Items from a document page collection
****************
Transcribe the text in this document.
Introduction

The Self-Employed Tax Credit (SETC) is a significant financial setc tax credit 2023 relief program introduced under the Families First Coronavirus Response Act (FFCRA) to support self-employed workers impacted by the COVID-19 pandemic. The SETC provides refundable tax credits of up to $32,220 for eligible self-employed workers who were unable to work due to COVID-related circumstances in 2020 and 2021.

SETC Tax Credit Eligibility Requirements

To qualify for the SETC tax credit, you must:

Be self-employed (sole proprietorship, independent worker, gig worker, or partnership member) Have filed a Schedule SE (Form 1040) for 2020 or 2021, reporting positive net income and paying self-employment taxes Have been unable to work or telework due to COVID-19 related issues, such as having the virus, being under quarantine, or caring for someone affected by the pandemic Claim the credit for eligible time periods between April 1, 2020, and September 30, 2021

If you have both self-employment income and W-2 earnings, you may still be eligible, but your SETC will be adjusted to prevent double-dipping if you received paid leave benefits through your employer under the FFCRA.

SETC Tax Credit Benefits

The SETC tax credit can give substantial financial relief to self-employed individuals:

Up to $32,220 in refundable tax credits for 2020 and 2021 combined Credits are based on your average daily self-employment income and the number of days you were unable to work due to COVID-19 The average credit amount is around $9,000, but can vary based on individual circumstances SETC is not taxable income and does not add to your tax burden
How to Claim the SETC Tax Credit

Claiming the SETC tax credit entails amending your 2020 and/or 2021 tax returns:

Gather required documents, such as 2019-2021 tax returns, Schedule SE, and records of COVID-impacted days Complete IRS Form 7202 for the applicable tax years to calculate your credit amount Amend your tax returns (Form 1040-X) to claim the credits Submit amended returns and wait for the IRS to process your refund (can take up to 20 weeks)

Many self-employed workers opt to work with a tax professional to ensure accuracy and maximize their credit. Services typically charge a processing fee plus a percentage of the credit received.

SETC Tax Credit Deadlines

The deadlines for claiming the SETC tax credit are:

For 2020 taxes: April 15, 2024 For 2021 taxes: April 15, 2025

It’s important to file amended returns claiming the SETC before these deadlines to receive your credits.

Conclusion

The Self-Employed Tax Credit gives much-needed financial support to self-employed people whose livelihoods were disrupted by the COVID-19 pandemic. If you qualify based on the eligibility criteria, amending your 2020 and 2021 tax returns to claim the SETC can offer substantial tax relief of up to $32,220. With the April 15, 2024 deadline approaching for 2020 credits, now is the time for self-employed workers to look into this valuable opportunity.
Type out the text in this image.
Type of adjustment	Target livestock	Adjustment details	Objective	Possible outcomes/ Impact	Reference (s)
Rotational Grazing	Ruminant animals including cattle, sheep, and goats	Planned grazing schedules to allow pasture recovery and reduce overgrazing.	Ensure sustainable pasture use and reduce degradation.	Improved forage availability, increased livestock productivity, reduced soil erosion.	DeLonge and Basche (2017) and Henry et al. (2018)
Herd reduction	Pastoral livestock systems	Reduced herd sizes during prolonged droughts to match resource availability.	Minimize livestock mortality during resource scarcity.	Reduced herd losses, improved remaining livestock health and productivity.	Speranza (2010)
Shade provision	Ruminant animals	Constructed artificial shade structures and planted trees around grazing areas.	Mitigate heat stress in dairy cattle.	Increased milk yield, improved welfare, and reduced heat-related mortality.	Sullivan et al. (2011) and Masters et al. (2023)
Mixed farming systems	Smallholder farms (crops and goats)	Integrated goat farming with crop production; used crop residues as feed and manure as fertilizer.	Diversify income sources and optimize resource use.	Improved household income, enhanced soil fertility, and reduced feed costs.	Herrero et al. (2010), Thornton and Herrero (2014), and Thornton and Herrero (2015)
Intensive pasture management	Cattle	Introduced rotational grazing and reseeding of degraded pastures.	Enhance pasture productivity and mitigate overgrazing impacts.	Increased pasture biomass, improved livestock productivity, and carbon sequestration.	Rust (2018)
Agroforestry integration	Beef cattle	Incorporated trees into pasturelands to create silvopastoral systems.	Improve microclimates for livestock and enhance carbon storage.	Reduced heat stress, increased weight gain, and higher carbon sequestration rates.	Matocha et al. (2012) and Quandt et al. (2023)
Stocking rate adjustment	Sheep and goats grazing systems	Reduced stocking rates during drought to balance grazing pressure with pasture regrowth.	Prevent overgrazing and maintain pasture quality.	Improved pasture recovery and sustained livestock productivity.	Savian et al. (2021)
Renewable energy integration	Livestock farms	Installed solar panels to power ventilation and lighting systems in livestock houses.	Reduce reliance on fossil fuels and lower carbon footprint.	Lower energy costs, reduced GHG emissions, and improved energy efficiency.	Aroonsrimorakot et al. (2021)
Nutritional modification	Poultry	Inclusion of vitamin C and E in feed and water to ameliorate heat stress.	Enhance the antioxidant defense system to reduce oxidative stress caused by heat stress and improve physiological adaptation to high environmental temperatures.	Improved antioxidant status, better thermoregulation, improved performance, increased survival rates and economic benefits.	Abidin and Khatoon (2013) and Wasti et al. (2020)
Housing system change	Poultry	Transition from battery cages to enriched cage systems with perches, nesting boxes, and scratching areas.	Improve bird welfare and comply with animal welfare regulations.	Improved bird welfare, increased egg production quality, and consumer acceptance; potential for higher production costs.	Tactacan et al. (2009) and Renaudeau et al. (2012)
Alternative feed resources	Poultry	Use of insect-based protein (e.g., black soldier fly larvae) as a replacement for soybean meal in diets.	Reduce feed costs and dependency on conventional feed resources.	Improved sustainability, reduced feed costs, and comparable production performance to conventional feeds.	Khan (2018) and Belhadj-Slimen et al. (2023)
****************
*Task*
Repeat each of the entries exactly.

*Response to this exercise*
Transcribe the text in this document.
Introduction

The Self-Employed Tax Credit (SETC) is a significant financial setc tax credit 2023 relief program introduced under the Families First Coronavirus Response Act (FFCRA) to support self-employed workers impacted by the COVID-19 pandemic. The SETC provides refundable tax credits of up to $32,220 for eligible self-employed workers who were unable to work due to COVID-related circumstances in 2020 and 2021.

SETC Tax Credit Eligibility Requirements

To qualify for the SETC tax credit, you must:

Be self-employed (sole proprietorship, independent worker, gig worker, or partnership member) Have filed a Schedule SE (Form 1040) for 2020 or 2021, reporting positive net income and paying self-employment taxes Have been unable to work or telework due to COVID-19 related issues, such as having the virus, being under quarantine, or caring for someone affected by the pandemic Claim the credit for eligible time periods between April 1, 2020, and September 30, 2021

If you have both self-employment income and W-2 earnings, you may still be eligible, but your SETC will be adjusted to prevent double-dipping if you received paid leave benefits through your employer under the FFCRA.

SETC Tax Credit Benefits

The SETC tax credit can give substantial financial relief to self-employed individuals:

Up to $32,220 in refundable tax credits for 2020 and 2021 combined Credits are based on your average daily self-employment income and the number of days you were unable to work due to COVID-19 The average credit amount is around $9,000, but can vary based on individual circumstances SETC is not taxable income and does not add to your tax burden
How to Claim the SETC Tax Credit

Claiming the SETC tax credit entails amending your 2020 and/or 2021 tax returns:

Gather required documents, such as 2019-2021 tax returns, Schedule SE, and records of COVID-impacted days Complete IRS Form 7202 for the applicable tax years to calculate your credit amount Amend your tax returns (Form 1040-X) to claim the credits Submit amended returns and wait for the IRS to process your refund (can take up to 20 weeks)

Many self-employed workers opt to work with a tax professional to ensure accuracy and maximize their credit. Services typically charge a processing fee plus a percentage of the credit received.

SETC Tax Credit Deadlines

The deadlines for claiming the SETC tax credit are:

For 2020 taxes: April 15, 2024 For 2021 taxes: April 15, 2025

It’s important to file amended returns claiming the SETC before these deadlines to receive your credits.

Conclusion

The Self-Employed Tax Credit gives much-needed financial support to self-employed people whose livelihoods were disrupted by the COVID-19 pandemic. If you qualify based on the eligibility criteria, amending your 2020 and 2021 tax returns to claim the SETC can offer substantial tax relief of up to $32,220. With the April 15, 2024 deadline approaching for 2020 credits, now is the time for self-employed workers to look into this valuable opportunity.
Type out the text in this image.
Type of adjustment	Target livestock	Adjustment details	Objective	Possible outcomes/ Impact	Reference (s)
Rotational Grazing	Ruminant animals including cattle, sheep, and goats	Planned grazing schedules to allow pasture recovery and reduce overgrazing.	Ensure sustainable pasture use and reduce degradation.	Improved forage availability, increased livestock productivity, reduced soil erosion.	DeLonge and Basche (2017) and Henry et al. (2018)
Herd reduction	Pastoral livestock systems	Reduced herd sizes during prolonged droughts to match resource availability.	Minimize livestock mortality during resource scarcity.	Reduced herd losses, improved remaining livestock health and productivity.	Speranza (2010)
Shade provision	Ruminant animals	Constructed artificial shade structures and planted trees around grazing areas.	Mitigate heat stress in dairy cattle.	Increased milk yield, improved welfare, and reduced heat-related mortality.	Sullivan et al. (2011) and Masters et al. (2023)
Mixed farming systems	Smallholder farms (crops and goats)	Integrated goat farming with crop production; used crop residues as feed and manure as fertilizer.	Diversify income sources and optimize resource use.	Improved household income, enhanced soil fertility, and reduced feed costs.	Herrero et al. (2010), Thornton and Herrero (2014), and Thornton and Herrero (2015)
Intensive pasture management	Cattle	Introduced rotational grazing and reseeding of degraded pastures.	Enhance pasture productivity and mitigate overgrazing impacts.	Increased pasture biomass, improved livestock productivity, and carbon sequestration.	Rust (2018)
Agroforestry integration	Beef cattle	Incorporated trees into pasturelands to create silvopastoral systems.	Improve microclimates for livestock and enhance carbon storage.	Reduced heat stress, increased weight gain, and higher carbon sequestration rates.	Matocha et al. (2012) and Quandt et al. (2023)
Stocking rate adjustment	Sheep and goats grazing systems	Reduced stocking rates during drought to balance grazing pressure with pasture regrowth.	Prevent overgrazing and maintain pasture quality.	Improved pasture recovery and sustained livestock productivity.	Savian et al. (2021)
Renewable energy integration	Livestock farms	Installed solar panels to power ventilation and lighting systems in livestock houses.	Reduce reliance on fossil fuels and lower carbon footprint.	Lower energy costs, reduced GHG emissions, and improved energy efficiency.	Aroonsrimorakot et al. (2021)
Nutritional modification	Poultry	Inclusion of vitamin C and E in feed and water to ameliorate heat stress.	Enhance the antioxidant defense system to reduce oxidative stress caused by heat stress and improve physiological adaptation to high environmental temperatures.	Improved antioxidant status, better thermoregulation, improved performance, increased survival rates and economic benefits.	Abidin and Khatoon (2013) and Wasti et al. (2020)
Housing system change	Poultry	Transition from battery cages to enriched cage systems with perches, nesting boxes, and scratching areas.	Improve bird welfare and comply with animal welfare regulations.	Improved bird welfare, increased egg production quality, and consumer acceptance; potential for higher production costs.	Tactacan et al. (2009) and Renaudeau et al. (2012)
Alternative feed resources	Poultry	Use of insect-based protein (e.g., black soldier fly larvae) as a replacement for soybean meal in diets.	Reduce feed costs and dependency on conventional feed resources.	Improved sustainability, reduced feed costs, and comparable production performance to conventional feeds.	Khan (2018) and Belhadj-Slimen et al. (2023)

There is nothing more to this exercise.